EXERCISE DETAILS: Give every line from the entries that contains "Варанаси".

EXERCISE MATERIAL:
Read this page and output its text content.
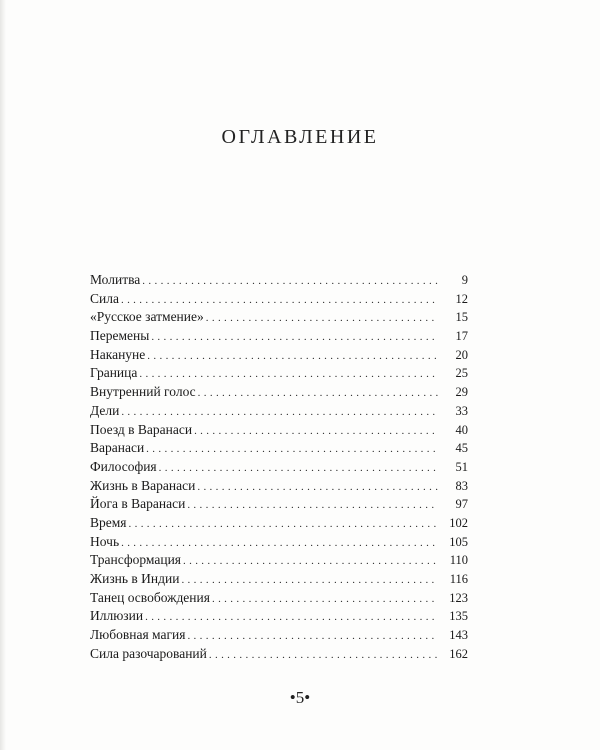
ОГЛАВЛЕНИЕ
Молитва . . .	9
Сила . . .	12
«Русское затмение» . . .	15
Перемены . . .	17
Накануне . . .	20
Граница . . .	25
Внутренний голос . . .	29
Дели . . .	33
Поезд в Варанаси . . .	40
Варанаси . . .	45
Философия . . .	51
Жизнь в Варанаси . . .	83
Йога в Варанаси . . .	97
Время . . .	102
Ночь . . .	105
Трансформация . . .	110
Жизнь в Индии . . .	116
Танец освобождения . . .	123
Иллюзии . . .	135
Любовная магия . . .	143
Сила разочарований . . .	162
•5•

RESULT FOR THIS TASK:
Поезд в Варанаси . . .	40
Варанаси . . .	45
Жизнь в Варанаси . . .	83
Йога в Варанаси . . .	97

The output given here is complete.